• [GIVEN REQUEST] Check every line below for the word "problema" and give only the number of lines where it appears.

Dataset items:

>> Begin

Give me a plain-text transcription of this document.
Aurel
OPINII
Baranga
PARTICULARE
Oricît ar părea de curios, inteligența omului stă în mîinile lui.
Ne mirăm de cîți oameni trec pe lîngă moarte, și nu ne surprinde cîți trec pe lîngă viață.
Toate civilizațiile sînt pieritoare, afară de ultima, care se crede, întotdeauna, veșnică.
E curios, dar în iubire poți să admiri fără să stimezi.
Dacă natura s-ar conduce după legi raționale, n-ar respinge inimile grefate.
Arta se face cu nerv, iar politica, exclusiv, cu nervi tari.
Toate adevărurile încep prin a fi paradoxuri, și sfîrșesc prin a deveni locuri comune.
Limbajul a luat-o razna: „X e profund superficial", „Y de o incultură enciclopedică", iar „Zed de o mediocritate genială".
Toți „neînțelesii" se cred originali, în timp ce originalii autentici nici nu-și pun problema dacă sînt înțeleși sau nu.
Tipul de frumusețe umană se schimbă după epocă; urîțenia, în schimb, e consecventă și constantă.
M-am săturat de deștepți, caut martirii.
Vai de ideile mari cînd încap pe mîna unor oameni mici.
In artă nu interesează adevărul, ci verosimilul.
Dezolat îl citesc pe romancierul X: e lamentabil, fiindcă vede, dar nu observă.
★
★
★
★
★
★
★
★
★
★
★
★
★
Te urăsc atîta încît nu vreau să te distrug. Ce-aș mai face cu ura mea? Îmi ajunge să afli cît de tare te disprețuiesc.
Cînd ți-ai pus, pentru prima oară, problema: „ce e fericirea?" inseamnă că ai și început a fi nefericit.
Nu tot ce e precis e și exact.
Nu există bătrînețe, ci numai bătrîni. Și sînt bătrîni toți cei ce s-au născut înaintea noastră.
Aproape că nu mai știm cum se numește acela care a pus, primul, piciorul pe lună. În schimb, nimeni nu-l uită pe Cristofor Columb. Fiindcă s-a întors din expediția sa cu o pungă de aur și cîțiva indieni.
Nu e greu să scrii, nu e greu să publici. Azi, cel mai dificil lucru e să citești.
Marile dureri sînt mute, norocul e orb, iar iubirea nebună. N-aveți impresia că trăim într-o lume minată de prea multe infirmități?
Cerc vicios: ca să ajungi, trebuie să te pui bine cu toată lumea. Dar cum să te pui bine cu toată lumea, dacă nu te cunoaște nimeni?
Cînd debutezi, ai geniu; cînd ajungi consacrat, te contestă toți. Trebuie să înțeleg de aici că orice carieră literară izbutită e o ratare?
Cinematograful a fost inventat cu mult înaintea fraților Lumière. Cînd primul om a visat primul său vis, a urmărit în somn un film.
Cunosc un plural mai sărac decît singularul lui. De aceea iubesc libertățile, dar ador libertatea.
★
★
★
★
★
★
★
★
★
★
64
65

>> End

• [RESPONSE] 2